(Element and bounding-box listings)
----

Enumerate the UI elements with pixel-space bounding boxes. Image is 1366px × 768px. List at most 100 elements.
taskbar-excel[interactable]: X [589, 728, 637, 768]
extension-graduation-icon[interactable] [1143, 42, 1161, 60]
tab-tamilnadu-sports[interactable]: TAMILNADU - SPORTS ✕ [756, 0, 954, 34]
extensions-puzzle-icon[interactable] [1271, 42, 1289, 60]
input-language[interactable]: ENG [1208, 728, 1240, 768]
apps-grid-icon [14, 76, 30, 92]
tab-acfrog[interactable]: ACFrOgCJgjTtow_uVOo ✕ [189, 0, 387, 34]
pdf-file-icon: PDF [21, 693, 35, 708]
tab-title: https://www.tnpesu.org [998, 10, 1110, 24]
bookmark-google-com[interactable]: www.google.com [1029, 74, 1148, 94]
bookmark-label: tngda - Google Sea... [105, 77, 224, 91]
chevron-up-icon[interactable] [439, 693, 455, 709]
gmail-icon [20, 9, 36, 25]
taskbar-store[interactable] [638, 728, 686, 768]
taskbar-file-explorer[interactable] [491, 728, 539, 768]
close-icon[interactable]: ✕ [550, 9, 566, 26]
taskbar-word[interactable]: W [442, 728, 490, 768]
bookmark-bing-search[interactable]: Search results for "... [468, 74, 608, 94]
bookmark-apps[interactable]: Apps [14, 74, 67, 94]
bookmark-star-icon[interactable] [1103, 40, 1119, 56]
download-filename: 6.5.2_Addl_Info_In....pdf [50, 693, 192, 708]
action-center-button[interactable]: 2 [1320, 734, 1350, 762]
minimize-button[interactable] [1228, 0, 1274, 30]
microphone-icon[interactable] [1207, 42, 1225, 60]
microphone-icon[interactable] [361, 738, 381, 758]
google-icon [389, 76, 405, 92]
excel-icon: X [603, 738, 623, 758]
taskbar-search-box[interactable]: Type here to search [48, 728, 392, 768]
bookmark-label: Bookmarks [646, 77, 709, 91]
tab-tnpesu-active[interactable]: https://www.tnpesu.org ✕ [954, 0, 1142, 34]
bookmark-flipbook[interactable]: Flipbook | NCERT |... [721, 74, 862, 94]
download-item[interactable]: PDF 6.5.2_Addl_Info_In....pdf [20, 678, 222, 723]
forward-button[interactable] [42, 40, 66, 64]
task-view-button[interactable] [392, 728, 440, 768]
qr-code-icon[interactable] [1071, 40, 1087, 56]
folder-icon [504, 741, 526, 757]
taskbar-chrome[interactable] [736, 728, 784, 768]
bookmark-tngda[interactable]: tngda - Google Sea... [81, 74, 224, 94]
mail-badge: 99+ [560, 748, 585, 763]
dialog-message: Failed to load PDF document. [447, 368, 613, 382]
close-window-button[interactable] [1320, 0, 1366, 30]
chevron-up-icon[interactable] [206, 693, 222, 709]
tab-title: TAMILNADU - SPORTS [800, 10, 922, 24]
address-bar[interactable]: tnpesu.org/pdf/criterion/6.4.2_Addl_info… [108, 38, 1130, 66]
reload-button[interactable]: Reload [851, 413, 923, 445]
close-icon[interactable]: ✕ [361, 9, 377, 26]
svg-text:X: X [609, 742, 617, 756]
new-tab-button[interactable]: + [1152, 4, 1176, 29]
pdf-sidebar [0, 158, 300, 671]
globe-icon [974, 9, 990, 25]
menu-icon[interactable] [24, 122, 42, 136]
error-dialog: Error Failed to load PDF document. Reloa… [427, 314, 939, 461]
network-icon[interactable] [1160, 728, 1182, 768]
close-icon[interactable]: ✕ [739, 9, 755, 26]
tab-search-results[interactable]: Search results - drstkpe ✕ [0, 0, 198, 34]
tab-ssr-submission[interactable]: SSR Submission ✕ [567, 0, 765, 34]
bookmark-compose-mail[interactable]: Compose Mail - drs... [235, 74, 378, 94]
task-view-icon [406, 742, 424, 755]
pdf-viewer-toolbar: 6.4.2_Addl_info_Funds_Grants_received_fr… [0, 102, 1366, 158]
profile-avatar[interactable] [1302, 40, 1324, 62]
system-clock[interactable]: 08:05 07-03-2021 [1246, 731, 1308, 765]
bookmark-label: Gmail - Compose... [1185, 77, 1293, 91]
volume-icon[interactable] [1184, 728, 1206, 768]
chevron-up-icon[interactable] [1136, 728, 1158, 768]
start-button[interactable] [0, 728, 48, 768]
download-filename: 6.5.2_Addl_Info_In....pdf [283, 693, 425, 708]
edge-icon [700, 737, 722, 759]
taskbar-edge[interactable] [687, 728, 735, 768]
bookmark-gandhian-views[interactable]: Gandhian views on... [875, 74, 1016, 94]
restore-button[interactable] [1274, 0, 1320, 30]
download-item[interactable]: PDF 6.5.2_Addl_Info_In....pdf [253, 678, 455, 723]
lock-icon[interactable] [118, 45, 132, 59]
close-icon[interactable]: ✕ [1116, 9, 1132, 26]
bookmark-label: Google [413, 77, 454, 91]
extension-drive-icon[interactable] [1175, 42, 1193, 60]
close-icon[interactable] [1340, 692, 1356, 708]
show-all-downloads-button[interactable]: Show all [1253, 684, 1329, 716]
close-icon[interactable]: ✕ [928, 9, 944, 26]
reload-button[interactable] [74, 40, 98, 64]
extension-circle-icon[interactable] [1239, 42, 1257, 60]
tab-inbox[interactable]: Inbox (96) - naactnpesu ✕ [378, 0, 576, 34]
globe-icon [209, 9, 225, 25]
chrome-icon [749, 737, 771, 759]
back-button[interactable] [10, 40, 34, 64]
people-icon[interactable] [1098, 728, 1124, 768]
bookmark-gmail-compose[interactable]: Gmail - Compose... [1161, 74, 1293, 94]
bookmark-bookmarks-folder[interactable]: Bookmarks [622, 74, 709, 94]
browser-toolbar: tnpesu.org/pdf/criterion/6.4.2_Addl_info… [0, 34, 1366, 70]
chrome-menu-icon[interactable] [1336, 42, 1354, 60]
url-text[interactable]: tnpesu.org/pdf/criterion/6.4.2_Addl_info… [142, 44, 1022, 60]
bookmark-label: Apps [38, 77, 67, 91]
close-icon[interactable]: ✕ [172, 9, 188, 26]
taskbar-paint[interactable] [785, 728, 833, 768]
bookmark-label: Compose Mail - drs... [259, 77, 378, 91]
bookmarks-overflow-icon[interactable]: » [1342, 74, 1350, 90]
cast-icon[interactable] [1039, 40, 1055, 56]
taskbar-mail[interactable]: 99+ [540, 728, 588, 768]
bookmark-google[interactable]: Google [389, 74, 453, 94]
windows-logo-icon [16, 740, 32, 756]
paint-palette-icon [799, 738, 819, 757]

----

GIVEN TASK: Turn the data from its first line through the line containing "chevron-up-icon[interactable] [439, 693, 455, 709]" into a Markdown table with the columns Row and Line. Give each line its own numbered row and leave out blank lines.

OUTPUT FOR THIS EXERCISE:
| Row | Line |
|---|---|
| 1 | Enumerate the UI elements with pixel-space bounding boxes. Image is 1366px × 768px. List at most 100 elements. |
| 2 | taskbar-excel[interactable]: X [589, 728, 637, 768] |
| 3 | extension-graduation-icon[interactable] [1143, 42, 1161, 60] |
| 4 | tab-tamilnadu-sports[interactable]: TAMILNADU - SPORTS ✕ [756, 0, 954, 34] |
| 5 | extensions-puzzle-icon[interactable] [1271, 42, 1289, 60] |
| 6 | input-language[interactable]: ENG [1208, 728, 1240, 768] |
| 7 | apps-grid-icon [14, 76, 30, 92] |
| 8 | tab-acfrog[interactable]: ACFrOgCJgjTtow_uVOo ✕ [189, 0, 387, 34] |
| 9 | pdf-file-icon: PDF [21, 693, 35, 708] |
| 10 | tab-title: https://www.tnpesu.org [998, 10, 1110, 24] |
| 11 | bookmark-google-com[interactable]: www.google.com [1029, 74, 1148, 94] |
| 12 | bookmark-label: tngda - Google Sea... [105, 77, 224, 91] |
| 13 | chevron-up-icon[interactable] [439, 693, 455, 709] |